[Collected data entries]
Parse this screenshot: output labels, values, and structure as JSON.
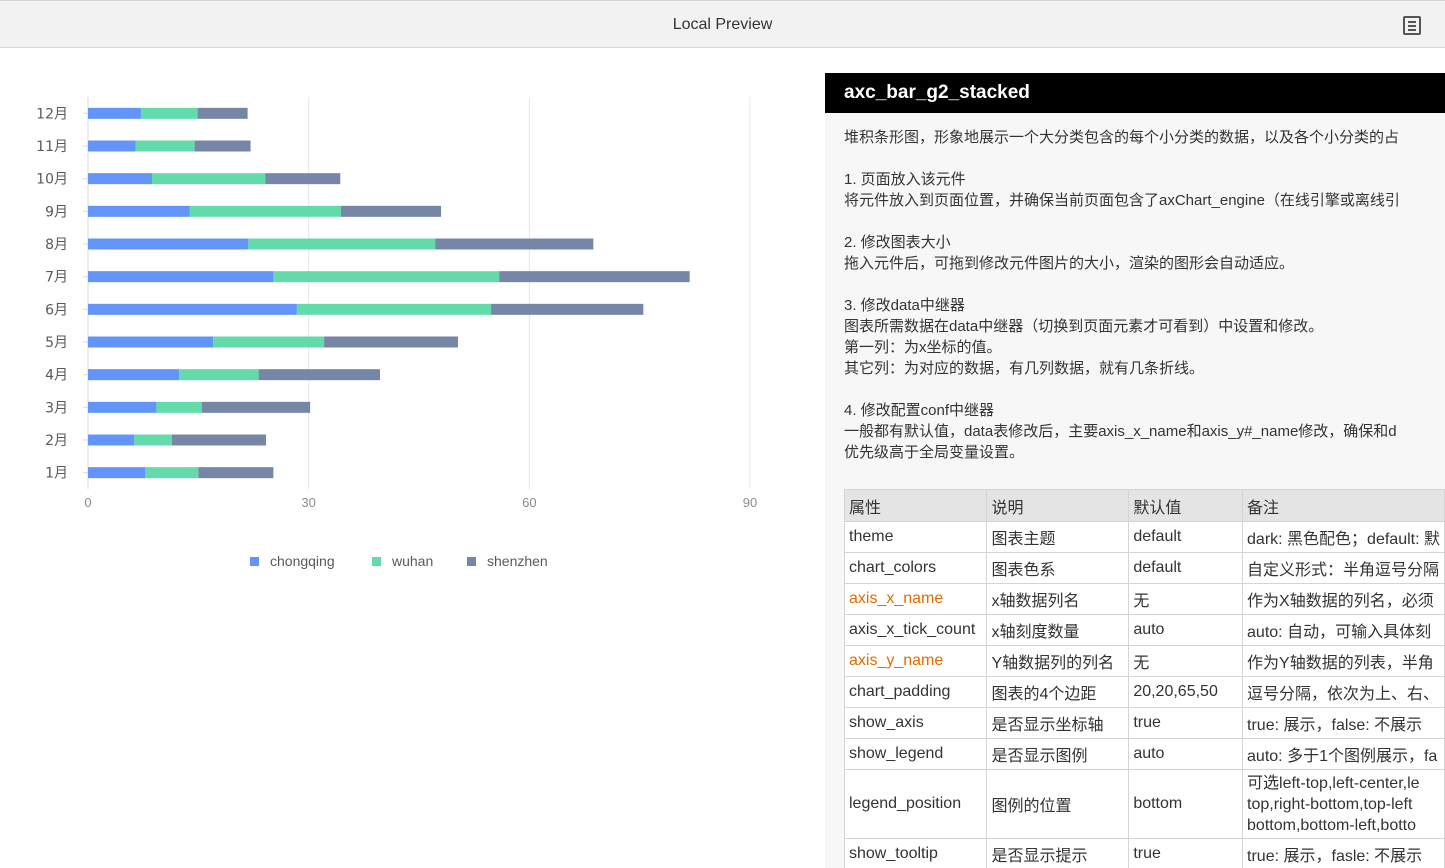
{
  "topbar": {
    "title": "Local Preview",
    "icon": "document-list-icon"
  },
  "chart_data": {
    "type": "bar",
    "orientation": "horizontal",
    "stacked": true,
    "categories": [
      "1月",
      "2月",
      "3月",
      "4月",
      "5月",
      "6月",
      "7月",
      "8月",
      "9月",
      "10月",
      "11月",
      "12月"
    ],
    "series": [
      {
        "name": "chongqing",
        "color": "#6394f9",
        "values": [
          7.8,
          6.3,
          9.3,
          12.4,
          17,
          28.4,
          25.2,
          21.8,
          13.8,
          8.7,
          6.5,
          7.2
        ]
      },
      {
        "name": "wuhan",
        "color": "#62daaa",
        "values": [
          7.2,
          5.1,
          6.2,
          10.8,
          15.1,
          26.4,
          30.7,
          25.4,
          20.6,
          15.4,
          8,
          7.7
        ]
      },
      {
        "name": "shenzhen",
        "color": "#7586a6",
        "values": [
          10.2,
          12.8,
          14.7,
          16.5,
          18.2,
          20.7,
          25.9,
          21.5,
          13.6,
          10.2,
          7.6,
          6.8
        ]
      }
    ],
    "xlim": [
      0,
      90
    ],
    "xticks": [
      "0",
      "30",
      "60",
      "90"
    ],
    "grid": true,
    "legend_position": "bottom"
  },
  "panel": {
    "title": "axc_bar_g2_stacked",
    "intro": "堆积条形图，形象地展示一个大分类包含的每个小分类的数据，以及各个小分类的占",
    "s1_title": "1. 页面放入该元件",
    "s1_text": "将元件放入到页面位置，并确保当前页面包含了axChart_engine（在线引擎或离线引",
    "s2_title": "2. 修改图表大小",
    "s2_text": "拖入元件后，可拖到修改元件图片的大小，渲染的图形会自动适应。",
    "s3_title": "3. 修改data中继器",
    "s3_text1": "图表所需数据在data中继器（切换到页面元素才可看到）中设置和修改。",
    "s3_text2": "第一列：为x坐标的值。",
    "s3_text3": "其它列：为对应的数据，有几列数据，就有几条折线。",
    "s4_title": "4. 修改配置conf中继器",
    "s4_text1": "一般都有默认值，data表修改后，主要axis_x_name和axis_y#_name修改，确保和d",
    "s4_text2": "优先级高于全局变量设置。"
  },
  "table": {
    "headers": [
      "属性",
      "说明",
      "默认值",
      "备注"
    ],
    "rows": [
      {
        "prop": "theme",
        "desc": "图表主题",
        "def": "default",
        "note": "dark: 黑色配色；default: 默",
        "hl": false
      },
      {
        "prop": "chart_colors",
        "desc": "图表色系",
        "def": "default",
        "note": "自定义形式：半角逗号分隔",
        "hl": false
      },
      {
        "prop": "axis_x_name",
        "desc": "x轴数据列名",
        "def": "无",
        "note": "作为X轴数据的列名，必须",
        "hl": true
      },
      {
        "prop": "axis_x_tick_count",
        "desc": "x轴刻度数量",
        "def": "auto",
        "note": "auto: 自动，可输入具体刻",
        "hl": false
      },
      {
        "prop": "axis_y_name",
        "desc": "Y轴数据列的列名",
        "def": "无",
        "note": "作为Y轴数据的列表，半角",
        "hl": true
      },
      {
        "prop": "chart_padding",
        "desc": "图表的4个边距",
        "def": "20,20,65,50",
        "note": "逗号分隔，依次为上、右、",
        "hl": false
      },
      {
        "prop": "show_axis",
        "desc": "是否显示坐标轴",
        "def": "true",
        "note": "true: 展示，false: 不展示",
        "hl": false
      },
      {
        "prop": "show_legend",
        "desc": "是否显示图例",
        "def": "auto",
        "note": "auto: 多于1个图例展示，fa",
        "hl": false
      },
      {
        "prop": "legend_position",
        "desc": "图例的位置",
        "def": "bottom",
        "note": "可选left-top,left-center,le top,right-bottom,top-left bottom,bottom-left,botto",
        "hl": false,
        "multi": true
      },
      {
        "prop": "show_tooltip",
        "desc": "是否显示提示",
        "def": "true",
        "note": "true: 展示，fasle: 不展示",
        "hl": false
      }
    ]
  }
}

- **Work to complete**
Count the lines in the material above where the string "bottom" appears, then state only that count.

- **Task answer**
3